● **The records**
-*-
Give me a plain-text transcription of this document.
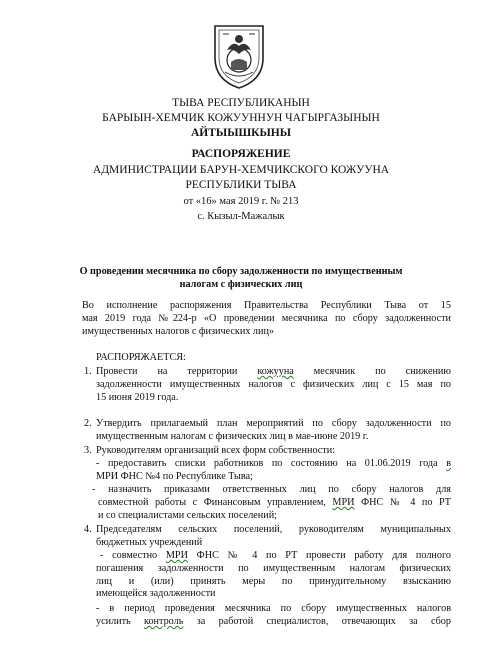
ТЫВА РЕСПУБЛИКАНЫН
БАРЫЫН-ХЕМЧИК КОЖУУННУН ЧАГЫРГАЗЫНЫН
АЙТЫЫШКЫНЫ
РАСПОРЯЖЕНИЕ
АДМИНИСТРАЦИИ БАРУН-ХЕМЧИКСКОГО КОЖУУНА
РЕСПУБЛИКИ ТЫВА
от «16» мая 2019 г. № 213
с. Кызыл-Мажалык
О проведении месячника по сбору задолженности по имущественным
налогам с физических лиц
Во исполнение распоряжения Правительства Республики Тыва от 15
мая 2019 года №224-р «О проведении месячника по сбору задолженности
имущественных налогов с физических лиц»
РАСПОРЯЖАЕТСЯ:
1. Провести на территории кожууна месячник по снижению
задолженности имущественных налогов с физических лиц с 15 мая по
15 июня 2019 года.
2. Утвердить прилагаемый план мероприятий по сбору задолженности по
имущественным налогам с физических лиц в мае-июне 2019 г.
3. Руководителям организаций всех форм собственности:
- предоставить списки работников по состоянию на 01.06.2019 года в
МРИ ФНС №4 по Республике Тыва;
- назначить приказами ответственных лиц по сбору налогов для
совместной работы с Финансовым управлением, МРИ ФНС № 4 по РТ
и со специалистами сельских поселений;
4. Председателям сельских поселений, руководителям муниципальных
бюджетных учреждений
- совместно МРИ ФНС № 4 по РТ провести работу для полного
погашения задолженности по имущественным налогам физических
лиц и (или) принять меры по принудительному взысканию
имеющейся задолженности
- в период проведения месячника по сбору имущественных налогов
усилить контроль за работой специалистов, отвечающих за сбор
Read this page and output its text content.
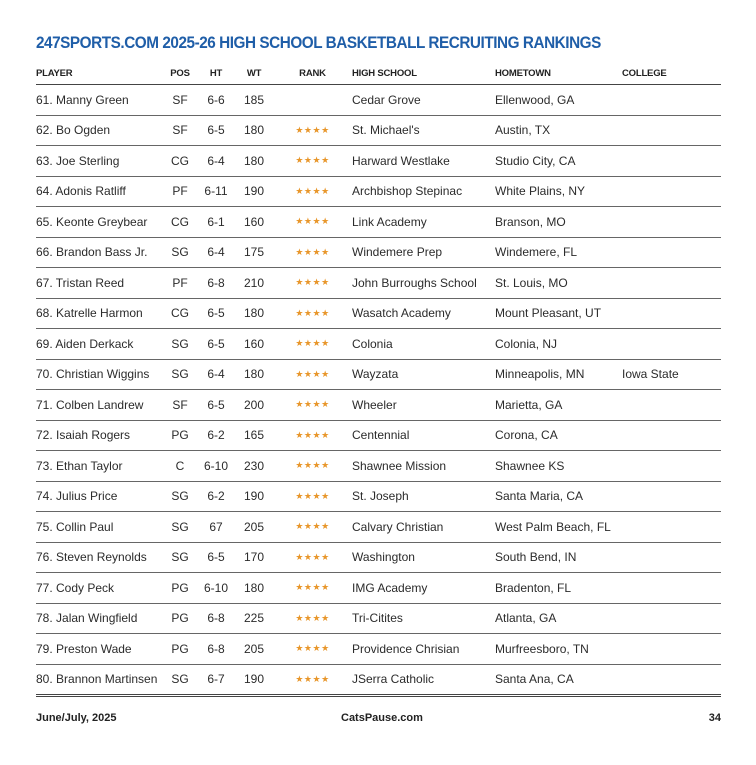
247SPORTS.COM 2025-26 HIGH SCHOOL BASKETBALL RECRUITING RANKINGS
PLAYER	POS	HT	WT	RANK	HIGH SCHOOL	HOMETOWN	COLLEGE
61. Manny Green	SF	6-6	185		Cedar Grove	Ellenwood, GA	
62. Bo Ogden	SF	6-5	180	★★★★	St. Michael's	Austin, TX	
63. Joe Sterling	CG	6-4	180	★★★★	Harward Westlake	Studio City, CA	
64. Adonis Ratliff	PF	6-11	190	★★★★	Archbishop Stepinac	White Plains, NY	
65. Keonte Greybear	CG	6-1	160	★★★★	Link Academy	Branson, MO	
66. Brandon Bass Jr.	SG	6-4	175	★★★★	Windemere Prep	Windemere, FL	
67. Tristan Reed	PF	6-8	210	★★★★	John Burroughs School	St. Louis, MO	
68. Katrelle Harmon	CG	6-5	180	★★★★	Wasatch Academy	Mount Pleasant, UT	
69. Aiden Derkack	SG	6-5	160	★★★★	Colonia	Colonia, NJ	
70. Christian Wiggins	SG	6-4	180	★★★★	Wayzata	Minneapolis, MN	Iowa State
71. Colben Landrew	SF	6-5	200	★★★★	Wheeler	Marietta, GA	
72. Isaiah Rogers	PG	6-2	165	★★★★	Centennial	Corona, CA	
73. Ethan Taylor	C	6-10	230	★★★★	Shawnee Mission	Shawnee KS	
74. Julius Price	SG	6-2	190	★★★★	St. Joseph	Santa Maria, CA	
75. Collin Paul	SG	67	205	★★★★	Calvary Christian	West Palm Beach, FL	
76. Steven Reynolds	SG	6-5	170	★★★★	Washington	South Bend, IN	
77. Cody Peck	PG	6-10	180	★★★★	IMG Academy	Bradenton, FL	
78. Jalan Wingfield	PG	6-8	225	★★★★	Tri-Citites	Atlanta, GA	
79. Preston Wade	PG	6-8	205	★★★★	Providence Chrisian	Murfreesboro, TN	
80. Brannon Martinsen	SG	6-7	190	★★★★	JSerra Catholic	Santa Ana, CA	
June/July, 2025	CatsPause.com	34
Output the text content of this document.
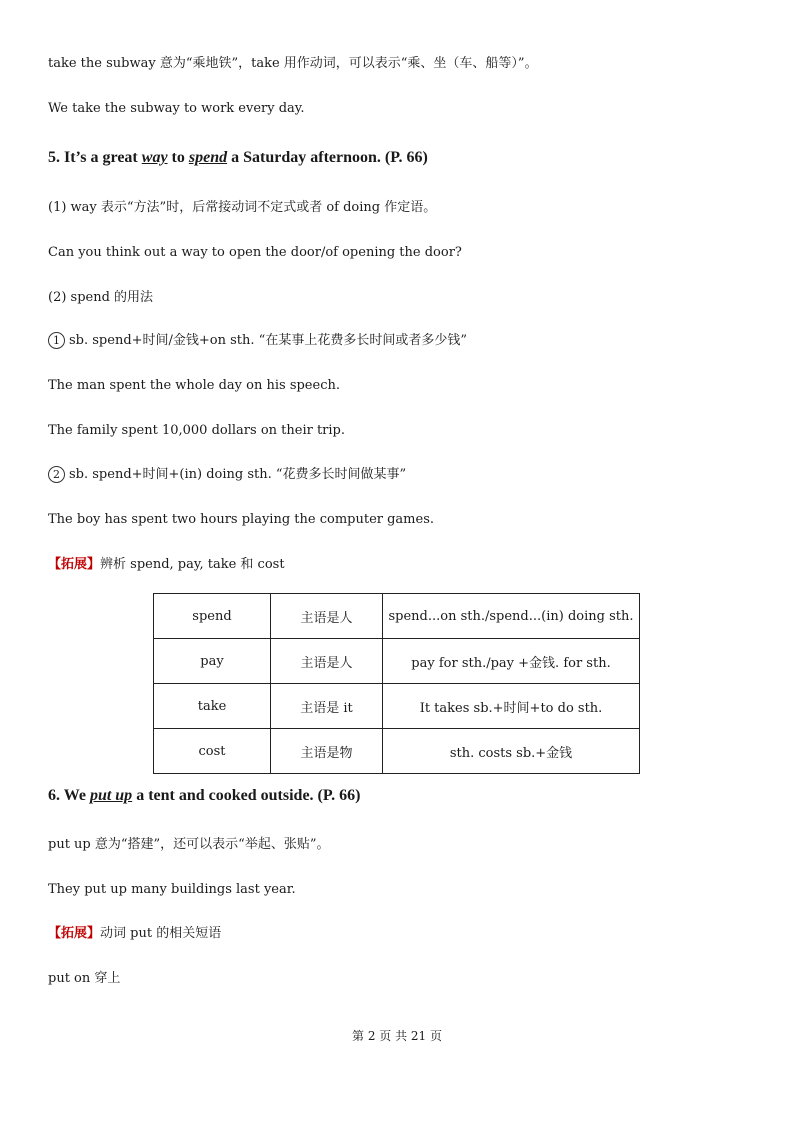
take the subway 意为“乘地铁”，take 用作动词，可以表示“乘、坐（车、船等）”。
We take the subway to work every day.
5. It’s a great way to spend a Saturday afternoon. (P. 66)
(1) way 表示“方法”时，后常接动词不定式或者 of doing 作定语。
Can you think out a way to open the door/of opening the door?
(2) spend 的用法
1 sb. spend+时间/金钱+on sth. “在某事上花费多长时间或者多少钱”
The man spent the whole day on his speech.
The family spent 10,000 dollars on their trip.
2 sb. spend+时间+(in) doing sth. “花费多长时间做某事”
The boy has spent two hours playing the computer games.
【拓展】辨析 spend, pay, take 和 cost
spend	主语是人	spend...on sth./spend...(in) doing sth.
pay	主语是人	pay for sth./pay +金钱. for sth.
take	主语是 it	It takes sb.+时间+to do sth.
cost	主语是物	sth. costs sb.+金钱
6. We put up a tent and cooked outside. (P. 66)
put up 意为“搭建”，还可以表示“举起、张贴”。
They put up many buildings last year.
【拓展】动词 put 的相关短语
put on 穿上
第 2 页 共 21 页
-*-
● **Task description**
Output the records above exactly; leave out the pictures.

● **Exercise result**
Give me a plain-text transcription of this document.
ТЫВА РЕСПУБЛИКАНЫН
БАРЫЫН-ХЕМЧИК КОЖУУННУН ЧАГЫРГАЗЫНЫН
АЙТЫЫШКЫНЫ
РАСПОРЯЖЕНИЕ
АДМИНИСТРАЦИИ БАРУН-ХЕМЧИКСКОГО КОЖУУНА
РЕСПУБЛИКИ ТЫВА
от «16» мая 2019 г. № 213
с. Кызыл-Мажалык
О проведении месячника по сбору задолженности по имущественным
налогам с физических лиц
Во исполнение распоряжения Правительства Республики Тыва от 15
мая 2019 года №224-р «О проведении месячника по сбору задолженности
имущественных налогов с физических лиц»
РАСПОРЯЖАЕТСЯ:
1. Провести на территории кожууна месячник по снижению
задолженности имущественных налогов с физических лиц с 15 мая по
15 июня 2019 года.
2. Утвердить прилагаемый план мероприятий по сбору задолженности по
имущественным налогам с физических лиц в мае-июне 2019 г.
3. Руководителям организаций всех форм собственности:
- предоставить списки работников по состоянию на 01.06.2019 года в
МРИ ФНС №4 по Республике Тыва;
- назначить приказами ответственных лиц по сбору налогов для
совместной работы с Финансовым управлением, МРИ ФНС № 4 по РТ
и со специалистами сельских поселений;
4. Председателям сельских поселений, руководителям муниципальных
бюджетных учреждений
- совместно МРИ ФНС № 4 по РТ провести работу для полного
погашения задолженности по имущественным налогам физических
лиц и (или) принять меры по принудительному взысканию
имеющейся задолженности
- в период проведения месячника по сбору имущественных налогов
усилить контроль за работой специалистов, отвечающих за сбор
Read this page and output its text content.
247SPORTS.COM 2025-26 HIGH SCHOOL BASKETBALL RECRUITING RANKINGS
PLAYER	POS	HT	WT	RANK	HIGH SCHOOL	HOMETOWN	COLLEGE
61. Manny Green	SF	6-6	185		Cedar Grove	Ellenwood, GA	
62. Bo Ogden	SF	6-5	180	★★★★	St. Michael's	Austin, TX	
63. Joe Sterling	CG	6-4	180	★★★★	Harward Westlake	Studio City, CA	
64. Adonis Ratliff	PF	6-11	190	★★★★	Archbishop Stepinac	White Plains, NY	
65. Keonte Greybear	CG	6-1	160	★★★★	Link Academy	Branson, MO	
66. Brandon Bass Jr.	SG	6-4	175	★★★★	Windemere Prep	Windemere, FL	
67. Tristan Reed	PF	6-8	210	★★★★	John Burroughs School	St. Louis, MO	
68. Katrelle Harmon	CG	6-5	180	★★★★	Wasatch Academy	Mount Pleasant, UT	
69. Aiden Derkack	SG	6-5	160	★★★★	Colonia	Colonia, NJ	
70. Christian Wiggins	SG	6-4	180	★★★★	Wayzata	Minneapolis, MN	Iowa State
71. Colben Landrew	SF	6-5	200	★★★★	Wheeler	Marietta, GA	
72. Isaiah Rogers	PG	6-2	165	★★★★	Centennial	Corona, CA	
73. Ethan Taylor	C	6-10	230	★★★★	Shawnee Mission	Shawnee KS	
74. Julius Price	SG	6-2	190	★★★★	St. Joseph	Santa Maria, CA	
75. Collin Paul	SG	67	205	★★★★	Calvary Christian	West Palm Beach, FL	
76. Steven Reynolds	SG	6-5	170	★★★★	Washington	South Bend, IN	
77. Cody Peck	PG	6-10	180	★★★★	IMG Academy	Bradenton, FL	
78. Jalan Wingfield	PG	6-8	225	★★★★	Tri-Citites	Atlanta, GA	
79. Preston Wade	PG	6-8	205	★★★★	Providence Chrisian	Murfreesboro, TN	
80. Brannon Martinsen	SG	6-7	190	★★★★	JSerra Catholic	Santa Ana, CA	
June/July, 2025	CatsPause.com	34
Output the text content of this document.
take the subway 意为“乘地铁”，take 用作动词，可以表示“乘、坐（车、船等）”。
We take the subway to work every day.
5. It’s a great way to spend a Saturday afternoon. (P. 66)
(1) way 表示“方法”时，后常接动词不定式或者 of doing 作定语。
Can you think out a way to open the door/of opening the door?
(2) spend 的用法
1 sb. spend+时间/金钱+on sth. “在某事上花费多长时间或者多少钱”
The man spent the whole day on his speech.
The family spent 10,000 dollars on their trip.
2 sb. spend+时间+(in) doing sth. “花费多长时间做某事”
The boy has spent two hours playing the computer games.
【拓展】辨析 spend, pay, take 和 cost
spend	主语是人	spend...on sth./spend...(in) doing sth.
pay	主语是人	pay for sth./pay +金钱. for sth.
take	主语是 it	It takes sb.+时间+to do sth.
cost	主语是物	sth. costs sb.+金钱
6. We put up a tent and cooked outside. (P. 66)
put up 意为“搭建”，还可以表示“举起、张贴”。
They put up many buildings last year.
【拓展】动词 put 的相关短语
put on 穿上
第 2 页 共 21 页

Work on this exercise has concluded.